## What you are asked to do
How many lines in the listing below contain the string "chart"? Reply with the number alone.

>> start

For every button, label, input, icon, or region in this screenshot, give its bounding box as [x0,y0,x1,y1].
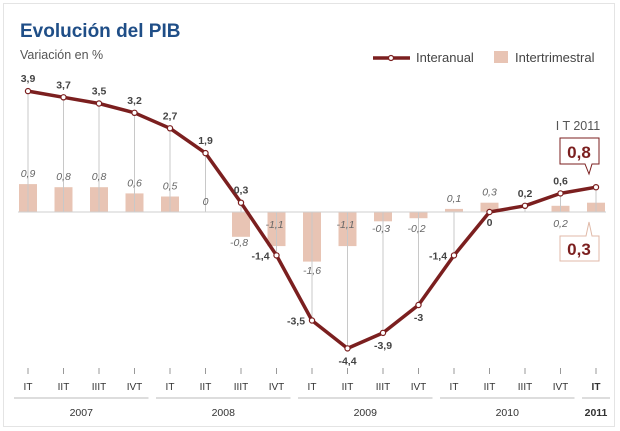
interanual-label: -3,5 [287,316,305,328]
legend-marker [387,54,395,62]
bar-label: -0,8 [230,237,248,249]
legend-bar-swatch [494,51,508,63]
interanual-label: 1,9 [198,135,213,147]
bar-label: 0,1 [447,193,462,205]
year-label: 2007 [70,407,94,419]
bar-intertrimestral [445,208,463,212]
chart-frame [3,3,615,427]
interanual-point [202,149,209,157]
interanual-label: -3 [414,312,423,324]
interanual-label: -1,4 [429,250,447,262]
interanual-label: -4,4 [338,355,356,367]
year-label: 2010 [496,407,520,419]
x-tick-label: IT [592,382,601,393]
bar-label: -1,6 [303,265,321,277]
interanual-label: -1,4 [251,250,269,262]
x-tick-label: IIT [342,382,354,393]
interanual-point [24,87,32,95]
bar-label: 0,3 [482,187,497,199]
interanual-point [95,100,103,107]
legend-interanual: Interanual [416,50,474,65]
year-label: 2011 [585,407,608,419]
x-tick-label: IT [308,382,317,393]
interanual-label: 3,5 [92,86,107,98]
annotation-label: I T 2011 [556,119,601,133]
interanual-label: 2,7 [163,110,178,122]
interanual-point [379,329,387,337]
interanual-point [273,252,280,259]
x-tick-label: IVT [269,382,285,393]
x-tick-label: IIT [484,382,496,393]
bar-label: 0,5 [163,181,178,193]
interanual-point [450,252,458,259]
callout-interanual-value: 0,8 [567,143,591,162]
callout-intertrimestral-value: 0,3 [567,240,591,259]
bar-label: -0,2 [407,223,425,235]
annotation: I T 2011 0,8 0,3 [556,119,601,262]
interanual-label: 0,6 [553,175,568,187]
bar-label: 0 [203,196,209,208]
x-tick-label: IT [24,382,33,393]
bar-label: 0,9 [21,168,36,180]
chart-subtitle: Variación en % [20,48,103,62]
interanual-label: 0,3 [234,185,249,197]
x-tick-label: IIT [200,382,212,393]
interanual-point [486,208,493,216]
interanual-point [60,94,67,101]
bar-label: 0,6 [127,177,142,189]
interanual-point [308,317,316,324]
interanual-point [415,301,422,309]
bar-label: 0,8 [92,171,107,183]
interanual-label: 3,9 [21,73,36,85]
interanual-point [166,125,174,132]
interanual-point [344,345,351,352]
interanual-point [131,109,138,117]
legend: Interanual Intertrimestral [373,50,595,65]
x-tick-label: IIIT [376,382,390,393]
bar-label: -0,3 [372,223,390,235]
x-tick-label: IIIT [518,382,532,393]
x-tick-label: IVT [127,382,143,393]
year-label: 2009 [354,407,378,419]
interanual-point [237,199,245,206]
bar-intertrimestral [480,202,499,212]
interanual-label: -3,9 [374,340,392,352]
interanual-point [592,183,600,191]
interanual-label: 3,7 [56,79,71,91]
x-tick-label: IT [166,382,175,393]
x-tick-label: IIIT [234,382,248,393]
interanual-point [521,202,529,209]
x-tick-label: IIIT [92,382,106,393]
bar-intertrimestral [232,212,250,237]
interanual-label: 0 [487,217,493,229]
x-tick-label: IVT [411,382,427,393]
chart-title: Evolución del PIB [20,21,180,42]
bar-label: -1,1 [336,219,354,231]
x-tick-label: IIT [58,382,70,393]
callout-intertrimestral [559,221,600,262]
interanual-point [557,190,564,197]
x-tick-label: IVT [553,382,569,393]
legend-intertrimestral: Intertrimestral [515,50,595,65]
interanual-label: 3,2 [127,95,142,107]
callout-interanual [559,137,600,176]
bar-label: 0,8 [56,171,71,183]
bar-label: 0,2 [553,218,568,230]
interanual-label: 0,2 [518,188,533,200]
year-label: 2008 [212,407,236,419]
x-tick-label: IT [450,382,459,393]
bar-label: -1,1 [265,219,283,231]
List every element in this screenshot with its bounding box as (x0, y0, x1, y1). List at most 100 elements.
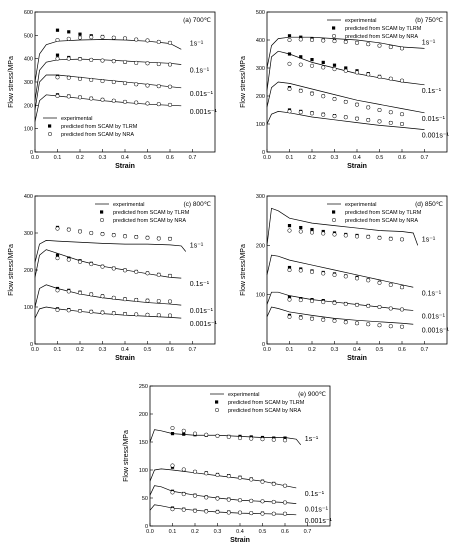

>> end

## Reply
3